• [Exercise instructions]: Find and copy each line of the records where the string "returned" shows up.
········
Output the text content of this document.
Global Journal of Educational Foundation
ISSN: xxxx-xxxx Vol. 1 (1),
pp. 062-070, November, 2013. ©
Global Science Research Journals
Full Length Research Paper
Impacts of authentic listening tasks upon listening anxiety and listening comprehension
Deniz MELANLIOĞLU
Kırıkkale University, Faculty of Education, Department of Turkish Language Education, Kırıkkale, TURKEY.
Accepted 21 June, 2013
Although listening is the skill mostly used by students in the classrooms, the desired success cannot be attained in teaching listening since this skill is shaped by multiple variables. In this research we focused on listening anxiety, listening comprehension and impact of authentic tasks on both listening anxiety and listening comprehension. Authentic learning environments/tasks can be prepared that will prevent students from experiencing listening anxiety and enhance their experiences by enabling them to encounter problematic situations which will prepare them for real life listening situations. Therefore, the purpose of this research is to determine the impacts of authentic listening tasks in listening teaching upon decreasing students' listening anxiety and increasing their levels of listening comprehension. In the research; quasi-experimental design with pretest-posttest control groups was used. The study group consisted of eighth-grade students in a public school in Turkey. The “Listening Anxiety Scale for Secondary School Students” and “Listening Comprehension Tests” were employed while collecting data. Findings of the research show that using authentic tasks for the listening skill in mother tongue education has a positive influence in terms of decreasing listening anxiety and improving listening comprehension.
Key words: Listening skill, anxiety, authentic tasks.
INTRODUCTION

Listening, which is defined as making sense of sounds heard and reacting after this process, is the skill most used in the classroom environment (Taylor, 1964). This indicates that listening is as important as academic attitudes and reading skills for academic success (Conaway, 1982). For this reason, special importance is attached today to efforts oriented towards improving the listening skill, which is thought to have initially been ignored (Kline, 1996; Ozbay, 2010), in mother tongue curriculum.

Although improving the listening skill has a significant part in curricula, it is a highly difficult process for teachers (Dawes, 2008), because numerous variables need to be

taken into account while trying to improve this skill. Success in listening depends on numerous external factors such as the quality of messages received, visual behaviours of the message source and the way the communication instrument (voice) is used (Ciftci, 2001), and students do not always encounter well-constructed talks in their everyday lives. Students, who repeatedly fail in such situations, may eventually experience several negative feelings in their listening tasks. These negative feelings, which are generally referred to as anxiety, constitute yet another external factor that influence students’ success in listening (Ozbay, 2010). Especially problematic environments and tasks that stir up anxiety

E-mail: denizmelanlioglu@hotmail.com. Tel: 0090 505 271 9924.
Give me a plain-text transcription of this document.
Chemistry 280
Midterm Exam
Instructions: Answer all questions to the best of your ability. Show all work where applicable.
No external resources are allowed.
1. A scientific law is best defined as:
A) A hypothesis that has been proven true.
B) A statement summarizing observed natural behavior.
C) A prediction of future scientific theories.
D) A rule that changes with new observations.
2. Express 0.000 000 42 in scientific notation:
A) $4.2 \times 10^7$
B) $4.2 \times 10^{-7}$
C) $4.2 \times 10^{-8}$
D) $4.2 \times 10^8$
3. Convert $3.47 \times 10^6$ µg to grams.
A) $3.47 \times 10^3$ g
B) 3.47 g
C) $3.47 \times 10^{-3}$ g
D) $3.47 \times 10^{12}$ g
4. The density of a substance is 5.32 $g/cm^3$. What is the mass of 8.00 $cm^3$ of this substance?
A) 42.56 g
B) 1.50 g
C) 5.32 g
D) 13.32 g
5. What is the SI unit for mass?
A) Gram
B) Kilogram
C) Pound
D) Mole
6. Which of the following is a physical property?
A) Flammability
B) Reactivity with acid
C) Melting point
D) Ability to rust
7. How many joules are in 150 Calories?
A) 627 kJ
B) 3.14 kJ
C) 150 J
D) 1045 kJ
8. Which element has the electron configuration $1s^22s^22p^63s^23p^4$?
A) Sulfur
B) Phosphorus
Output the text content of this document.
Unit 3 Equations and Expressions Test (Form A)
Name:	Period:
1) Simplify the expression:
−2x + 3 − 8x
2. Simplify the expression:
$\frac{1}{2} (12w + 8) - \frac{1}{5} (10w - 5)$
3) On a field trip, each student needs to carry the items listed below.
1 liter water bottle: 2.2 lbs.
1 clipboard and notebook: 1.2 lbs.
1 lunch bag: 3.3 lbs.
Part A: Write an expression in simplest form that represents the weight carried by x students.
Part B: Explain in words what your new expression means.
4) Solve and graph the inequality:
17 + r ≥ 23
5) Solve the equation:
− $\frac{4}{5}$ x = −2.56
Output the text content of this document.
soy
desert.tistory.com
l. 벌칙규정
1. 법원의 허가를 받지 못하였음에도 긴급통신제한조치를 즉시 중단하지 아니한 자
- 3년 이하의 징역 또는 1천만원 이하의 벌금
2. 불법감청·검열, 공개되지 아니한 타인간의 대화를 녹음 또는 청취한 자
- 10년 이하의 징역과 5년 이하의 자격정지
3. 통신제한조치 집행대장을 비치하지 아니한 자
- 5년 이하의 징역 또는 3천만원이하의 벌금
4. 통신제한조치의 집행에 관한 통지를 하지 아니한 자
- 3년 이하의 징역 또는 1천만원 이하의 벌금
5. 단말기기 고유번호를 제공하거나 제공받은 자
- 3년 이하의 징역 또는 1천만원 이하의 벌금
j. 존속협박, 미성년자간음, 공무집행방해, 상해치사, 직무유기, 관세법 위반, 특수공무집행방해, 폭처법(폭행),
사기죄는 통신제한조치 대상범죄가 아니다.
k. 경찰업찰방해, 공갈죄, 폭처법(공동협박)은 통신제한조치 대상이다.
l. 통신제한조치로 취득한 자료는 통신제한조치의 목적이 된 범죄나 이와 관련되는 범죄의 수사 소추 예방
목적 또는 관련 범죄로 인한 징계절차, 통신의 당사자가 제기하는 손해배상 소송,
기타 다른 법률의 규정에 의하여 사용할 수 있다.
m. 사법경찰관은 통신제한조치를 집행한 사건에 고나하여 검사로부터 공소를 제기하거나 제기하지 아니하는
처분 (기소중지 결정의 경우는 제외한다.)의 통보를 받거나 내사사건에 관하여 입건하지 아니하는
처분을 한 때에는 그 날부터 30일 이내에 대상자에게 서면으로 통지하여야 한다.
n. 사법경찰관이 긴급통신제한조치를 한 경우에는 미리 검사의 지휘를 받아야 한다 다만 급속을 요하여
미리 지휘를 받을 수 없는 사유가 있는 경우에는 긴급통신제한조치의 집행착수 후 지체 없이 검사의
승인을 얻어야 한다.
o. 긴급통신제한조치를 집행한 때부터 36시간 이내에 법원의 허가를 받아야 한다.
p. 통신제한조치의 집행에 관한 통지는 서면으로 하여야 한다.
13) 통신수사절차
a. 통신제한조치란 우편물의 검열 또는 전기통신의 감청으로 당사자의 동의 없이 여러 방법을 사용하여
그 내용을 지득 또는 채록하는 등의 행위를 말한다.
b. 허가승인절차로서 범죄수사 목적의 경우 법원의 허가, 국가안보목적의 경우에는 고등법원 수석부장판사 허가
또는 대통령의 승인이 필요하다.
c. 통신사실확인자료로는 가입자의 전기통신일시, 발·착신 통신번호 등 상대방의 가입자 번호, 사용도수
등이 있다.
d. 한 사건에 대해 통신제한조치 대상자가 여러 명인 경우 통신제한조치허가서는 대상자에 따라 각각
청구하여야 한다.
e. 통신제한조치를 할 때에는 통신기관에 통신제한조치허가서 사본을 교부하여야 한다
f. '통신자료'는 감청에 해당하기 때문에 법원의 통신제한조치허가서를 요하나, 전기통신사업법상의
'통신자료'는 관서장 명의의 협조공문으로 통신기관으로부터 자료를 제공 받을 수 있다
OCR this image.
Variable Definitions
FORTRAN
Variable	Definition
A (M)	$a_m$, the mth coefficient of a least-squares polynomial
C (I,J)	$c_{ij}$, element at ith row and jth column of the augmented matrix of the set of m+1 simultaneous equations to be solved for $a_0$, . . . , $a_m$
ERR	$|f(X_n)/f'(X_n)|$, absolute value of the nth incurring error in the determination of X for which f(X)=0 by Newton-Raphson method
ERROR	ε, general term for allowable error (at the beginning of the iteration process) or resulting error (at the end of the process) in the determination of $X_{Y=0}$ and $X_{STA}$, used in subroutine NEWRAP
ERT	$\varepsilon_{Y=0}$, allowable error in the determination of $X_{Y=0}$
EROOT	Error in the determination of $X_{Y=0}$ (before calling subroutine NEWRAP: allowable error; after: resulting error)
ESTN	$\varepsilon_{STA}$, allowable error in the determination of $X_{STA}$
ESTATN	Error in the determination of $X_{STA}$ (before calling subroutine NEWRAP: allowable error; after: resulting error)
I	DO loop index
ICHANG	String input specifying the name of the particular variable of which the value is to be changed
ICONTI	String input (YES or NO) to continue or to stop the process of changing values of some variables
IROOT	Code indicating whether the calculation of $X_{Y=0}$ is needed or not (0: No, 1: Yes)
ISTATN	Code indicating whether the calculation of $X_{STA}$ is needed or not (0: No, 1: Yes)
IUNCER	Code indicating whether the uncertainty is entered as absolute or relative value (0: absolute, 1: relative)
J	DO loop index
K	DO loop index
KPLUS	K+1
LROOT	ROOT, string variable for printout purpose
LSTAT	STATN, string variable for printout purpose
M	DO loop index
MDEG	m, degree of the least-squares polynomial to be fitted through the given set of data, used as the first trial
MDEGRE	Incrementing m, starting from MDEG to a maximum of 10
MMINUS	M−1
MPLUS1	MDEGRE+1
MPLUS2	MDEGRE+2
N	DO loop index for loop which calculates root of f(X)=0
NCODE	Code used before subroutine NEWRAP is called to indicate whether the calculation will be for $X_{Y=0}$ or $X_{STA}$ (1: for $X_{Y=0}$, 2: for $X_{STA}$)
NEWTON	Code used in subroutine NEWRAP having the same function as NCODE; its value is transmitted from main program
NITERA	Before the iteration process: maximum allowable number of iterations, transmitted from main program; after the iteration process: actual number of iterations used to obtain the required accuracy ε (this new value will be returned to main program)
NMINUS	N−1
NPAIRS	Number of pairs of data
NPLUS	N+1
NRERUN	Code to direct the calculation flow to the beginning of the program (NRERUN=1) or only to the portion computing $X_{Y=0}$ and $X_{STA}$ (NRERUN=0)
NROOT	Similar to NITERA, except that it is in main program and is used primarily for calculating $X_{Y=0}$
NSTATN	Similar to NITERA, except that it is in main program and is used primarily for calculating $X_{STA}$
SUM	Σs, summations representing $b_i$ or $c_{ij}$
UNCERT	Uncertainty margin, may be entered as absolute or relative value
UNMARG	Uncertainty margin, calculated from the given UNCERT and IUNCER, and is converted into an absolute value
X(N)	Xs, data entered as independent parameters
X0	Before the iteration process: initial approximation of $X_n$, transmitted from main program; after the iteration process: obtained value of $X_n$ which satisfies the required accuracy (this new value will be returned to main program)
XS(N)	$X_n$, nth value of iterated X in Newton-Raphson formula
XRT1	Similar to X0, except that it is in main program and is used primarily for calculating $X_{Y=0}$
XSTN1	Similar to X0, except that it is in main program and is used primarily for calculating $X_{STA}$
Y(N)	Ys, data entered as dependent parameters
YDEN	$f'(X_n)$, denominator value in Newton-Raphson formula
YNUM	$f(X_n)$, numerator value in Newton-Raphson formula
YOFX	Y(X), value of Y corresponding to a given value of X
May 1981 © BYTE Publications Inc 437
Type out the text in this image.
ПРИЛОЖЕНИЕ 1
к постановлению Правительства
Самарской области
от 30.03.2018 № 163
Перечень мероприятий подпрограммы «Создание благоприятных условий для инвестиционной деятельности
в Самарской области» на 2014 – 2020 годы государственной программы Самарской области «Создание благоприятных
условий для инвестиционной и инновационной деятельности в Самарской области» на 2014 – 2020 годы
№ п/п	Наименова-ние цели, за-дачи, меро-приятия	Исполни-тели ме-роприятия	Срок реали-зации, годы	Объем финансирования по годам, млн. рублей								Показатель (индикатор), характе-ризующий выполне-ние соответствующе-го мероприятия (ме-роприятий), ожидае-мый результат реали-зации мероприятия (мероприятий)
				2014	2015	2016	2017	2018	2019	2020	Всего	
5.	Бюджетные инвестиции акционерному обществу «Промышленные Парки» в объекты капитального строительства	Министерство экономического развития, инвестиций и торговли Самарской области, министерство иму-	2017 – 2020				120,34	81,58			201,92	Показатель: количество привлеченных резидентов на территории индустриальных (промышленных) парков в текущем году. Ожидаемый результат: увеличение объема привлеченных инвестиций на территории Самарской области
········
• [Expected output]:
NITERA	Before the iteration process: maximum allowable number of iterations, transmitted from main program; after the iteration process: actual number of iterations used to obtain the required accuracy ε (this new value will be returned to main program)
X0	Before the iteration process: initial approximation of $X_n$, transmitted from main program; after the iteration process: obtained value of $X_n$ which satisfies the required accuracy (this new value will be returned to main program)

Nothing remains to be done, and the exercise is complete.